(Challenge)
Write out the whole listing again, exactly.

(Stored records)

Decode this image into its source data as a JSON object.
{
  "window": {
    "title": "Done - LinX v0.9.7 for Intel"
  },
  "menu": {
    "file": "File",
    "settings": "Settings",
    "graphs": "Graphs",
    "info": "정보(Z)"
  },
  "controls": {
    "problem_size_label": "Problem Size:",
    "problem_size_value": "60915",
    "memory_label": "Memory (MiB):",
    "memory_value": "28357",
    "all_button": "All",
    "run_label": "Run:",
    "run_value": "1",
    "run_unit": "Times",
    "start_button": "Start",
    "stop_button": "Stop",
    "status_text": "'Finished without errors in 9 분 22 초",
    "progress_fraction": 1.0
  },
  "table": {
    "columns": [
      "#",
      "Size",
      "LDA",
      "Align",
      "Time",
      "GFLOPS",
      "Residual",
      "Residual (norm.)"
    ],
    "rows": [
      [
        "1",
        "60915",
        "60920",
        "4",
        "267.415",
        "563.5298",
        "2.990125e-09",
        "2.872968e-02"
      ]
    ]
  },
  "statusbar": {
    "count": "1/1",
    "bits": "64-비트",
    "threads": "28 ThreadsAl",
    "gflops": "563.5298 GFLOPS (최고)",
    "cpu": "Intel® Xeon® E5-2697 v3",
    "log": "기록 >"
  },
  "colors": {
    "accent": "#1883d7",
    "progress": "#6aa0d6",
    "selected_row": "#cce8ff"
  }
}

(Full solution)
Decode this image into its source data as a JSON object.
{
  "window": {
    "title": "Done - LinX v0.9.7 for Intel"
  },
  "menu": {
    "file": "File",
    "settings": "Settings",
    "graphs": "Graphs",
    "info": "정보(Z)"
  },
  "controls": {
    "problem_size_label": "Problem Size:",
    "problem_size_value": "60915",
    "memory_label": "Memory (MiB):",
    "memory_value": "28357",
    "all_button": "All",
    "run_label": "Run:",
    "run_value": "1",
    "run_unit": "Times",
    "start_button": "Start",
    "stop_button": "Stop",
    "status_text": "'Finished without errors in 9 분 22 초",
    "progress_fraction": 1.0
  },
  "table": {
    "columns": [
      "#",
      "Size",
      "LDA",
      "Align",
      "Time",
      "GFLOPS",
      "Residual",
      "Residual (norm.)"
    ],
    "rows": [
      [
        "1",
        "60915",
        "60920",
        "4",
        "267.415",
        "563.5298",
        "2.990125e-09",
        "2.872968e-02"
      ]
    ]
  },
  "statusbar": {
    "count": "1/1",
    "bits": "64-비트",
    "threads": "28 ThreadsAl",
    "gflops": "563.5298 GFLOPS (최고)",
    "cpu": "Intel® Xeon® E5-2697 v3",
    "log": "기록 >"
  },
  "colors": {
    "accent": "#1883d7",
    "progress": "#6aa0d6",
    "selected_row": "#cce8ff"
  }
}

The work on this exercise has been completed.